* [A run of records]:
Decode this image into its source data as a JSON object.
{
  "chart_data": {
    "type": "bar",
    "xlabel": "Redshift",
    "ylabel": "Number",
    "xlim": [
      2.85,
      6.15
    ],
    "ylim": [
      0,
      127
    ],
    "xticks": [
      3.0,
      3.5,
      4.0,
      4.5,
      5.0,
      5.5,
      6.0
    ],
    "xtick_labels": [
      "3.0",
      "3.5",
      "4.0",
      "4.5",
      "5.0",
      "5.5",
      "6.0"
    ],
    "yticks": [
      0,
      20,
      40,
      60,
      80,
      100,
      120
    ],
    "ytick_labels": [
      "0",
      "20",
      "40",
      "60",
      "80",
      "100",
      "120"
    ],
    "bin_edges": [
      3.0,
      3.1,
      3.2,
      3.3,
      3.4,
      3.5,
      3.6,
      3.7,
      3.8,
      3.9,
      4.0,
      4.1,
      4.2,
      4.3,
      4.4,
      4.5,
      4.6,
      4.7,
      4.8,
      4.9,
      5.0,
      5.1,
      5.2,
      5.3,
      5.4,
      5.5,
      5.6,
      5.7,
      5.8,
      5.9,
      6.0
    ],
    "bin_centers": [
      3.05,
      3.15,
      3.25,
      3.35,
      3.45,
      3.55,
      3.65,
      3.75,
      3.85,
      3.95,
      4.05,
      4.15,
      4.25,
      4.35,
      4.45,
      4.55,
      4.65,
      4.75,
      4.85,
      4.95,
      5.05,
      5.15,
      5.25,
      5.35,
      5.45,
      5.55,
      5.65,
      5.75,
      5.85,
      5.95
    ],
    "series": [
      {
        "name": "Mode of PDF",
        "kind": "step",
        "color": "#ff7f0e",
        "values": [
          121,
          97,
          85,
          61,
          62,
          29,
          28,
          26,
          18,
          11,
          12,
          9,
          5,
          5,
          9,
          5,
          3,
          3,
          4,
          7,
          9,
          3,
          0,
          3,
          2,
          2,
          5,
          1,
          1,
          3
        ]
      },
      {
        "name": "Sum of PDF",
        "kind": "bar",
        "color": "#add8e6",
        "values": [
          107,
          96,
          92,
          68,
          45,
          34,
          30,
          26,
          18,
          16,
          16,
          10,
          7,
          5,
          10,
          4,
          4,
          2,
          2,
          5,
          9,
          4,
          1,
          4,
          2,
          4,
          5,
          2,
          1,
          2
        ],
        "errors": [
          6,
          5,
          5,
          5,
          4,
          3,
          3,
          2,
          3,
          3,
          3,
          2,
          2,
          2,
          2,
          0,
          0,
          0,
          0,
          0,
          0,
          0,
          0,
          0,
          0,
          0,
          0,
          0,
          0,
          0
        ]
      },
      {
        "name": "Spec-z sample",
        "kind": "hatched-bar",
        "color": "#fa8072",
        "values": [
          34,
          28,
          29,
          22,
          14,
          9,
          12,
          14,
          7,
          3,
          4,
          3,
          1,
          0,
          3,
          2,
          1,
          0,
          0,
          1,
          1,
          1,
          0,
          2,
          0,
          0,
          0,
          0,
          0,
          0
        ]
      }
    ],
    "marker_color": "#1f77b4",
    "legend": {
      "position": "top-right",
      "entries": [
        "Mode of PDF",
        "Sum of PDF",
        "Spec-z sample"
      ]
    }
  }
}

* [EXERCISE BRIEF]:
Output the records verbatim, from the first line to the last.

* [RESPONSE TO THE TASK]:
Decode this image into its source data as a JSON object.
{
  "chart_data": {
    "type": "bar",
    "xlabel": "Redshift",
    "ylabel": "Number",
    "xlim": [
      2.85,
      6.15
    ],
    "ylim": [
      0,
      127
    ],
    "xticks": [
      3.0,
      3.5,
      4.0,
      4.5,
      5.0,
      5.5,
      6.0
    ],
    "xtick_labels": [
      "3.0",
      "3.5",
      "4.0",
      "4.5",
      "5.0",
      "5.5",
      "6.0"
    ],
    "yticks": [
      0,
      20,
      40,
      60,
      80,
      100,
      120
    ],
    "ytick_labels": [
      "0",
      "20",
      "40",
      "60",
      "80",
      "100",
      "120"
    ],
    "bin_edges": [
      3.0,
      3.1,
      3.2,
      3.3,
      3.4,
      3.5,
      3.6,
      3.7,
      3.8,
      3.9,
      4.0,
      4.1,
      4.2,
      4.3,
      4.4,
      4.5,
      4.6,
      4.7,
      4.8,
      4.9,
      5.0,
      5.1,
      5.2,
      5.3,
      5.4,
      5.5,
      5.6,
      5.7,
      5.8,
      5.9,
      6.0
    ],
    "bin_centers": [
      3.05,
      3.15,
      3.25,
      3.35,
      3.45,
      3.55,
      3.65,
      3.75,
      3.85,
      3.95,
      4.05,
      4.15,
      4.25,
      4.35,
      4.45,
      4.55,
      4.65,
      4.75,
      4.85,
      4.95,
      5.05,
      5.15,
      5.25,
      5.35,
      5.45,
      5.55,
      5.65,
      5.75,
      5.85,
      5.95
    ],
    "series": [
      {
        "name": "Mode of PDF",
        "kind": "step",
        "color": "#ff7f0e",
        "values": [
          121,
          97,
          85,
          61,
          62,
          29,
          28,
          26,
          18,
          11,
          12,
          9,
          5,
          5,
          9,
          5,
          3,
          3,
          4,
          7,
          9,
          3,
          0,
          3,
          2,
          2,
          5,
          1,
          1,
          3
        ]
      },
      {
        "name": "Sum of PDF",
        "kind": "bar",
        "color": "#add8e6",
        "values": [
          107,
          96,
          92,
          68,
          45,
          34,
          30,
          26,
          18,
          16,
          16,
          10,
          7,
          5,
          10,
          4,
          4,
          2,
          2,
          5,
          9,
          4,
          1,
          4,
          2,
          4,
          5,
          2,
          1,
          2
        ],
        "errors": [
          6,
          5,
          5,
          5,
          4,
          3,
          3,
          2,
          3,
          3,
          3,
          2,
          2,
          2,
          2,
          0,
          0,
          0,
          0,
          0,
          0,
          0,
          0,
          0,
          0,
          0,
          0,
          0,
          0,
          0
        ]
      },
      {
        "name": "Spec-z sample",
        "kind": "hatched-bar",
        "color": "#fa8072",
        "values": [
          34,
          28,
          29,
          22,
          14,
          9,
          12,
          14,
          7,
          3,
          4,
          3,
          1,
          0,
          3,
          2,
          1,
          0,
          0,
          1,
          1,
          1,
          0,
          2,
          0,
          0,
          0,
          0,
          0,
          0
        ]
      }
    ],
    "marker_color": "#1f77b4",
    "legend": {
      "position": "top-right",
      "entries": [
        "Mode of PDF",
        "Sum of PDF",
        "Spec-z sample"
      ]
    }
  }
}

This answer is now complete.